▸ Objective
Copy the records below word for word, starting at the line with "I need the location" and ending at the line with "x-tick-label: Dificil Manejo", both lines included. Omit the pictures.

▸ Data extract

━━━━━━━━━━━━━━━━━━━━━━━━━━━━━━

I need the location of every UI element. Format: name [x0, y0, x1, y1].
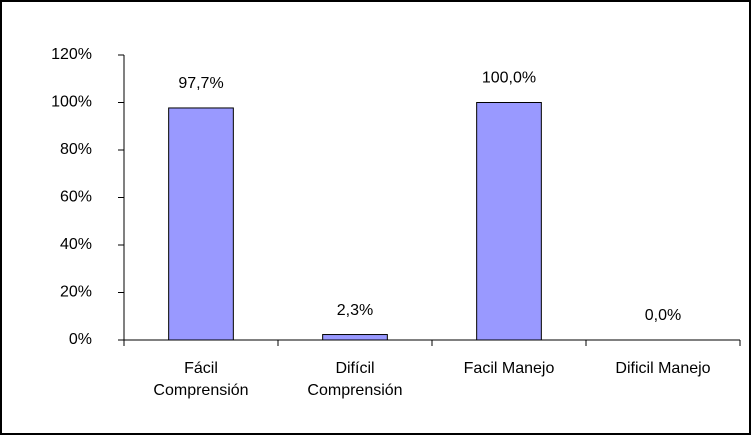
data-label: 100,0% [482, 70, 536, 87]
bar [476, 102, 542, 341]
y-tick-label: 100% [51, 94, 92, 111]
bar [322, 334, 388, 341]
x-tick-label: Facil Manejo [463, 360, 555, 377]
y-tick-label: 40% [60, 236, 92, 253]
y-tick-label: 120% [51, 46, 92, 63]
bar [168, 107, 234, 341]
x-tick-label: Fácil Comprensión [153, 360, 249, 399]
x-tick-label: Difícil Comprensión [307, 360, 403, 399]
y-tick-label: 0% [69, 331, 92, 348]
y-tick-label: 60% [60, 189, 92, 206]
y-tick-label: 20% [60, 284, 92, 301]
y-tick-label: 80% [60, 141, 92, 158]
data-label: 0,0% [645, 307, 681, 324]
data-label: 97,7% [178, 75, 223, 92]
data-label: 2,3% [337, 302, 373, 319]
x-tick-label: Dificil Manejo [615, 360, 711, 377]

━━━━━━━━━━━━━━━━━━━━━━━━━━━━━━

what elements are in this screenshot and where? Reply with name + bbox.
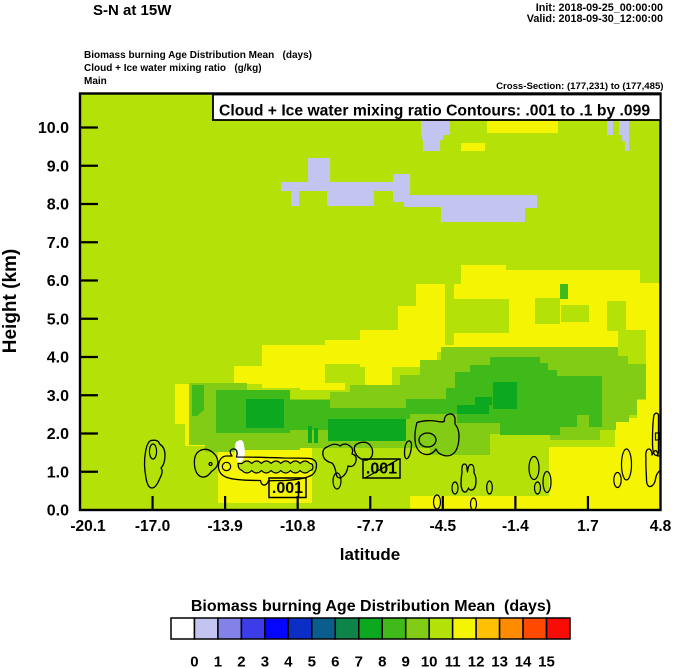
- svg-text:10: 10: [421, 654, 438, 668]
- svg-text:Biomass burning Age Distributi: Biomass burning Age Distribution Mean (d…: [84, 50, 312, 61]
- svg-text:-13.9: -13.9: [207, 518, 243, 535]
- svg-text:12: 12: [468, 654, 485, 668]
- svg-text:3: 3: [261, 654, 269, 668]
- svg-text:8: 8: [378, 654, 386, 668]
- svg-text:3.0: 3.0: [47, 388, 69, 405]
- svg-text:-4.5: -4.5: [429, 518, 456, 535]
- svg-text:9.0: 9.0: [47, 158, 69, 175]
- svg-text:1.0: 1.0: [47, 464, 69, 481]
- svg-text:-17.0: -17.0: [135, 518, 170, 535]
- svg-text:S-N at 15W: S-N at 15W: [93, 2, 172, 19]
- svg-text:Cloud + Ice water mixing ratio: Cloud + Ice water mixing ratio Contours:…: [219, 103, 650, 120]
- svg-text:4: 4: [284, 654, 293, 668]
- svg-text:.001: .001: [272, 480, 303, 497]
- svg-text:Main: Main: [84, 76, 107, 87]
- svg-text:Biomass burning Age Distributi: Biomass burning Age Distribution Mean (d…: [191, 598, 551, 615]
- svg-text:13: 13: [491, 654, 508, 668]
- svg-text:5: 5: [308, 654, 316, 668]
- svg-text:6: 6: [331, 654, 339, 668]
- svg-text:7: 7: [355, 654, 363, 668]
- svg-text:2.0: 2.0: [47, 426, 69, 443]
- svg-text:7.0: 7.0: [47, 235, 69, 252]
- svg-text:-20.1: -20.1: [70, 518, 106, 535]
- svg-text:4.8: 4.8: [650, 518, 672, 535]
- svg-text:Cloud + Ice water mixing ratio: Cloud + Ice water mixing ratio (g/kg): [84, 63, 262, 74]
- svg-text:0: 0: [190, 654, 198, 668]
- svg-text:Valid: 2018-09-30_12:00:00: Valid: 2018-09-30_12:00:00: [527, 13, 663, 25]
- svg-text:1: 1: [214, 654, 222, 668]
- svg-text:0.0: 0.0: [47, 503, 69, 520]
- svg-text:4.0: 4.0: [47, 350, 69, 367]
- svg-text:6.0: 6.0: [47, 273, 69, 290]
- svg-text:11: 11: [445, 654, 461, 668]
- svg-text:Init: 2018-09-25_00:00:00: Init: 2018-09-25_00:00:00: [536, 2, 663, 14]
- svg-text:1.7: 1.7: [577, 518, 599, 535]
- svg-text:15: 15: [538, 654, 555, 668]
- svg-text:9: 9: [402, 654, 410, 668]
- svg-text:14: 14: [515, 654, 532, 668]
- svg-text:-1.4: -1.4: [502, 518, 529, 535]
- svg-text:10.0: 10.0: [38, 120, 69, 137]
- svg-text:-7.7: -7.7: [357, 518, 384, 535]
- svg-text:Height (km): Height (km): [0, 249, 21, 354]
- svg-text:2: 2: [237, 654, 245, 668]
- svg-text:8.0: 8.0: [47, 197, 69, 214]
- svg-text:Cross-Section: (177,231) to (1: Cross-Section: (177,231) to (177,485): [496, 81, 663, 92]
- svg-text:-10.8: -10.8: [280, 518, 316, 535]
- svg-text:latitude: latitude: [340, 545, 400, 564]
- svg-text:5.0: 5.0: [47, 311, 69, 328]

━━━━━━━━━━━━━━━━━━━━━━━━━━━━━━

▸ Answer below
I need the location of every UI element. Format: name [x0, y0, x1, y1].
data-label: 100,0% [482, 70, 536, 87]
bar [476, 102, 542, 341]
y-tick-label: 100% [51, 94, 92, 111]
bar [322, 334, 388, 341]
x-tick-label: Facil Manejo [463, 360, 555, 377]
y-tick-label: 40% [60, 236, 92, 253]
y-tick-label: 120% [51, 46, 92, 63]
bar [168, 107, 234, 341]
x-tick-label: Fácil Comprensión [153, 360, 249, 399]
x-tick-label: Difícil Comprensión [307, 360, 403, 399]
y-tick-label: 0% [69, 331, 92, 348]
y-tick-label: 60% [60, 189, 92, 206]
y-tick-label: 20% [60, 284, 92, 301]
y-tick-label: 80% [60, 141, 92, 158]
data-label: 0,0% [645, 307, 681, 324]
data-label: 97,7% [178, 75, 223, 92]
data-label: 2,3% [337, 302, 373, 319]
x-tick-label: Dificil Manejo [615, 360, 711, 377]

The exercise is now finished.